● Rows from a dataset:
= = = = = = =
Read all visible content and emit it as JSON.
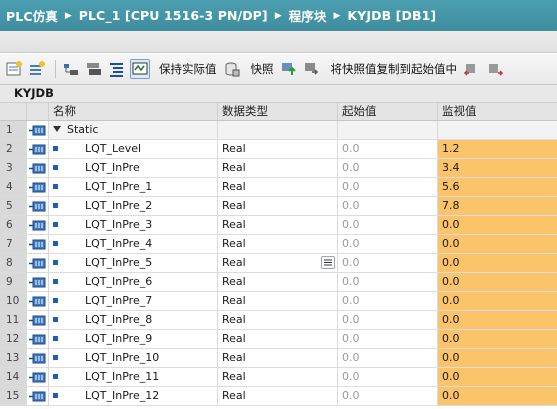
{
  "breadcrumb": [
    "PLC仿真",
    "PLC_1 [CPU 1516-3 PN/DP]",
    "程序块",
    "KYJDB [DB1]"
  ],
  "toolbar": {
    "keep_actual": "保持实际值",
    "snapshot": "快照",
    "copy_snapshot": "将快照值复制到起始值中"
  },
  "block_name": "KYJDB",
  "columns": {
    "name": "名称",
    "type": "数据类型",
    "start": "起始值",
    "monitor": "监视值"
  },
  "rows": [
    {
      "num": "1",
      "name": "Static",
      "type": "",
      "start": "",
      "monitor": ""
    },
    {
      "num": "2",
      "name": "LQT_Level",
      "type": "Real",
      "start": "0.0",
      "monitor": "1.2"
    },
    {
      "num": "3",
      "name": "LQT_InPre",
      "type": "Real",
      "start": "0.0",
      "monitor": "3.4"
    },
    {
      "num": "4",
      "name": "LQT_InPre_1",
      "type": "Real",
      "start": "0.0",
      "monitor": "5.6"
    },
    {
      "num": "5",
      "name": "LQT_InPre_2",
      "type": "Real",
      "start": "0.0",
      "monitor": "7.8"
    },
    {
      "num": "6",
      "name": "LQT_InPre_3",
      "type": "Real",
      "start": "0.0",
      "monitor": "0.0"
    },
    {
      "num": "7",
      "name": "LQT_InPre_4",
      "type": "Real",
      "start": "0.0",
      "monitor": "0.0"
    },
    {
      "num": "8",
      "name": "LQT_InPre_5",
      "type": "Real",
      "start": "0.0",
      "monitor": "0.0"
    },
    {
      "num": "9",
      "name": "LQT_InPre_6",
      "type": "Real",
      "start": "0.0",
      "monitor": "0.0"
    },
    {
      "num": "10",
      "name": "LQT_InPre_7",
      "type": "Real",
      "start": "0.0",
      "monitor": "0.0"
    },
    {
      "num": "11",
      "name": "LQT_InPre_8",
      "type": "Real",
      "start": "0.0",
      "monitor": "0.0"
    },
    {
      "num": "12",
      "name": "LQT_InPre_9",
      "type": "Real",
      "start": "0.0",
      "monitor": "0.0"
    },
    {
      "num": "13",
      "name": "LQT_InPre_10",
      "type": "Real",
      "start": "0.0",
      "monitor": "0.0"
    },
    {
      "num": "14",
      "name": "LQT_InPre_11",
      "type": "Real",
      "start": "0.0",
      "monitor": "0.0"
    },
    {
      "num": "15",
      "name": "LQT_InPre_12",
      "type": "Real",
      "start": "0.0",
      "monitor": "0.0"
    }
  ],
  "colors": {
    "title_bar": "#4497a8",
    "monitor_cell": "#fcc46a",
    "row_header": "#d9d9d9",
    "bullet": "#1f5fb3"
  }
}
= = = = = = =
● Objective: In the copy, include all records verbatim but no images.

● Answer for the task:
Read all visible content and emit it as JSON.
{
  "breadcrumb": [
    "PLC仿真",
    "PLC_1 [CPU 1516-3 PN/DP]",
    "程序块",
    "KYJDB [DB1]"
  ],
  "toolbar": {
    "keep_actual": "保持实际值",
    "snapshot": "快照",
    "copy_snapshot": "将快照值复制到起始值中"
  },
  "block_name": "KYJDB",
  "columns": {
    "name": "名称",
    "type": "数据类型",
    "start": "起始值",
    "monitor": "监视值"
  },
  "rows": [
    {
      "num": "1",
      "name": "Static",
      "type": "",
      "start": "",
      "monitor": ""
    },
    {
      "num": "2",
      "name": "LQT_Level",
      "type": "Real",
      "start": "0.0",
      "monitor": "1.2"
    },
    {
      "num": "3",
      "name": "LQT_InPre",
      "type": "Real",
      "start": "0.0",
      "monitor": "3.4"
    },
    {
      "num": "4",
      "name": "LQT_InPre_1",
      "type": "Real",
      "start": "0.0",
      "monitor": "5.6"
    },
    {
      "num": "5",
      "name": "LQT_InPre_2",
      "type": "Real",
      "start": "0.0",
      "monitor": "7.8"
    },
    {
      "num": "6",
      "name": "LQT_InPre_3",
      "type": "Real",
      "start": "0.0",
      "monitor": "0.0"
    },
    {
      "num": "7",
      "name": "LQT_InPre_4",
      "type": "Real",
      "start": "0.0",
      "monitor": "0.0"
    },
    {
      "num": "8",
      "name": "LQT_InPre_5",
      "type": "Real",
      "start": "0.0",
      "monitor": "0.0"
    },
    {
      "num": "9",
      "name": "LQT_InPre_6",
      "type": "Real",
      "start": "0.0",
      "monitor": "0.0"
    },
    {
      "num": "10",
      "name": "LQT_InPre_7",
      "type": "Real",
      "start": "0.0",
      "monitor": "0.0"
    },
    {
      "num": "11",
      "name": "LQT_InPre_8",
      "type": "Real",
      "start": "0.0",
      "monitor": "0.0"
    },
    {
      "num": "12",
      "name": "LQT_InPre_9",
      "type": "Real",
      "start": "0.0",
      "monitor": "0.0"
    },
    {
      "num": "13",
      "name": "LQT_InPre_10",
      "type": "Real",
      "start": "0.0",
      "monitor": "0.0"
    },
    {
      "num": "14",
      "name": "LQT_InPre_11",
      "type": "Real",
      "start": "0.0",
      "monitor": "0.0"
    },
    {
      "num": "15",
      "name": "LQT_InPre_12",
      "type": "Real",
      "start": "0.0",
      "monitor": "0.0"
    }
  ],
  "colors": {
    "title_bar": "#4497a8",
    "monitor_cell": "#fcc46a",
    "row_header": "#d9d9d9",
    "bullet": "#1f5fb3"
  }
}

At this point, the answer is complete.